Given problem: Output each line of the material exactly as it stands.

(begin)

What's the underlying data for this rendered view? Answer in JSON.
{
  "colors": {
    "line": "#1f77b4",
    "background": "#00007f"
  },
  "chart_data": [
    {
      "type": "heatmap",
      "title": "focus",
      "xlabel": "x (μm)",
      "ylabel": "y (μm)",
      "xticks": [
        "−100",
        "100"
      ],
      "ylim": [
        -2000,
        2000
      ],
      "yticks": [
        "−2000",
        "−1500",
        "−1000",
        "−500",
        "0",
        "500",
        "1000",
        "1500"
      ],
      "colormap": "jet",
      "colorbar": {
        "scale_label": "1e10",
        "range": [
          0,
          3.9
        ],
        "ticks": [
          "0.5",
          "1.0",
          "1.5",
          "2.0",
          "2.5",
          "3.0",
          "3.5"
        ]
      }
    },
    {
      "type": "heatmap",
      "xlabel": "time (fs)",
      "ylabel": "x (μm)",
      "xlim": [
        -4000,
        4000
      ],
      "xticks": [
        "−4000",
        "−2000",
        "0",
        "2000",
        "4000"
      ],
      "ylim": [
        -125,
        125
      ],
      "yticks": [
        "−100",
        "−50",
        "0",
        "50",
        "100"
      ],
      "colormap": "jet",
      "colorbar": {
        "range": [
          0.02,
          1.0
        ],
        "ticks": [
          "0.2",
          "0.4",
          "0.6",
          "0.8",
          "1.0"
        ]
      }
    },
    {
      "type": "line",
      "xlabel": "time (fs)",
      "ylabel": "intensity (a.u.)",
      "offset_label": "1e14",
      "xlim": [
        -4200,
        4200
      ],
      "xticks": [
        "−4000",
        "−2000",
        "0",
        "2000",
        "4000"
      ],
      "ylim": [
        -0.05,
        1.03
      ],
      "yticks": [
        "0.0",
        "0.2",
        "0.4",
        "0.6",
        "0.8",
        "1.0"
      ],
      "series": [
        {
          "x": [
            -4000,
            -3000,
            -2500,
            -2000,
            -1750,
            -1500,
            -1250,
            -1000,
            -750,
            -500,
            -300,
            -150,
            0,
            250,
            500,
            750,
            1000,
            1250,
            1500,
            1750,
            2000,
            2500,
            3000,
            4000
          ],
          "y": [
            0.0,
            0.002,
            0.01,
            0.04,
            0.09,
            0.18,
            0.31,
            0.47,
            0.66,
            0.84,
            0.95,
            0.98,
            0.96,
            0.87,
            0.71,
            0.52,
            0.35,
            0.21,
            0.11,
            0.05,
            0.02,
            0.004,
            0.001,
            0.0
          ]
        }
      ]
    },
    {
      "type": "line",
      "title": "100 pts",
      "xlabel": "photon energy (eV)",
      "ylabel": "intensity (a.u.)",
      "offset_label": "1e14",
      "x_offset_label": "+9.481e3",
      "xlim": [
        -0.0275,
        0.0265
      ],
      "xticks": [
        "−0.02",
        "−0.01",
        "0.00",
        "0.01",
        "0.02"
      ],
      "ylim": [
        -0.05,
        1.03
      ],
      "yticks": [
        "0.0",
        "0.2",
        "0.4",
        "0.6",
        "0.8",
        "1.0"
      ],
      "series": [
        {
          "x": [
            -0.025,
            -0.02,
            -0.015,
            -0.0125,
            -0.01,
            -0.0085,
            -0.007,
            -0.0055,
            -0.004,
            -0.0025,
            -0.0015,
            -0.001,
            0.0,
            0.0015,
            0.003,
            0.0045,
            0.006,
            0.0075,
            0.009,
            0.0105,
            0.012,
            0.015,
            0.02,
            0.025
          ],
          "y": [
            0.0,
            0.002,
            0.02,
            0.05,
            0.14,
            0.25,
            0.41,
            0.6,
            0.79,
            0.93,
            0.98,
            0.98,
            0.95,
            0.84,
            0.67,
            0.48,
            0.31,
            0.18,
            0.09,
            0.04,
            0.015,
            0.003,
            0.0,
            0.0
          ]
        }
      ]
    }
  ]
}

(end)

Answer below:
What's the underlying data for this rendered view? Answer in JSON.
{
  "colors": {
    "line": "#1f77b4",
    "background": "#00007f"
  },
  "chart_data": [
    {
      "type": "heatmap",
      "title": "focus",
      "xlabel": "x (μm)",
      "ylabel": "y (μm)",
      "xticks": [
        "−100",
        "100"
      ],
      "ylim": [
        -2000,
        2000
      ],
      "yticks": [
        "−2000",
        "−1500",
        "−1000",
        "−500",
        "0",
        "500",
        "1000",
        "1500"
      ],
      "colormap": "jet",
      "colorbar": {
        "scale_label": "1e10",
        "range": [
          0,
          3.9
        ],
        "ticks": [
          "0.5",
          "1.0",
          "1.5",
          "2.0",
          "2.5",
          "3.0",
          "3.5"
        ]
      }
    },
    {
      "type": "heatmap",
      "xlabel": "time (fs)",
      "ylabel": "x (μm)",
      "xlim": [
        -4000,
        4000
      ],
      "xticks": [
        "−4000",
        "−2000",
        "0",
        "2000",
        "4000"
      ],
      "ylim": [
        -125,
        125
      ],
      "yticks": [
        "−100",
        "−50",
        "0",
        "50",
        "100"
      ],
      "colormap": "jet",
      "colorbar": {
        "range": [
          0.02,
          1.0
        ],
        "ticks": [
          "0.2",
          "0.4",
          "0.6",
          "0.8",
          "1.0"
        ]
      }
    },
    {
      "type": "line",
      "xlabel": "time (fs)",
      "ylabel": "intensity (a.u.)",
      "offset_label": "1e14",
      "xlim": [
        -4200,
        4200
      ],
      "xticks": [
        "−4000",
        "−2000",
        "0",
        "2000",
        "4000"
      ],
      "ylim": [
        -0.05,
        1.03
      ],
      "yticks": [
        "0.0",
        "0.2",
        "0.4",
        "0.6",
        "0.8",
        "1.0"
      ],
      "series": [
        {
          "x": [
            -4000,
            -3000,
            -2500,
            -2000,
            -1750,
            -1500,
            -1250,
            -1000,
            -750,
            -500,
            -300,
            -150,
            0,
            250,
            500,
            750,
            1000,
            1250,
            1500,
            1750,
            2000,
            2500,
            3000,
            4000
          ],
          "y": [
            0.0,
            0.002,
            0.01,
            0.04,
            0.09,
            0.18,
            0.31,
            0.47,
            0.66,
            0.84,
            0.95,
            0.98,
            0.96,
            0.87,
            0.71,
            0.52,
            0.35,
            0.21,
            0.11,
            0.05,
            0.02,
            0.004,
            0.001,
            0.0
          ]
        }
      ]
    },
    {
      "type": "line",
      "title": "100 pts",
      "xlabel": "photon energy (eV)",
      "ylabel": "intensity (a.u.)",
      "offset_label": "1e14",
      "x_offset_label": "+9.481e3",
      "xlim": [
        -0.0275,
        0.0265
      ],
      "xticks": [
        "−0.02",
        "−0.01",
        "0.00",
        "0.01",
        "0.02"
      ],
      "ylim": [
        -0.05,
        1.03
      ],
      "yticks": [
        "0.0",
        "0.2",
        "0.4",
        "0.6",
        "0.8",
        "1.0"
      ],
      "series": [
        {
          "x": [
            -0.025,
            -0.02,
            -0.015,
            -0.0125,
            -0.01,
            -0.0085,
            -0.007,
            -0.0055,
            -0.004,
            -0.0025,
            -0.0015,
            -0.001,
            0.0,
            0.0015,
            0.003,
            0.0045,
            0.006,
            0.0075,
            0.009,
            0.0105,
            0.012,
            0.015,
            0.02,
            0.025
          ],
          "y": [
            0.0,
            0.002,
            0.02,
            0.05,
            0.14,
            0.25,
            0.41,
            0.6,
            0.79,
            0.93,
            0.98,
            0.98,
            0.95,
            0.84,
            0.67,
            0.48,
            0.31,
            0.18,
            0.09,
            0.04,
            0.015,
            0.003,
            0.0,
            0.0
          ]
        }
      ]
    }
  ]
}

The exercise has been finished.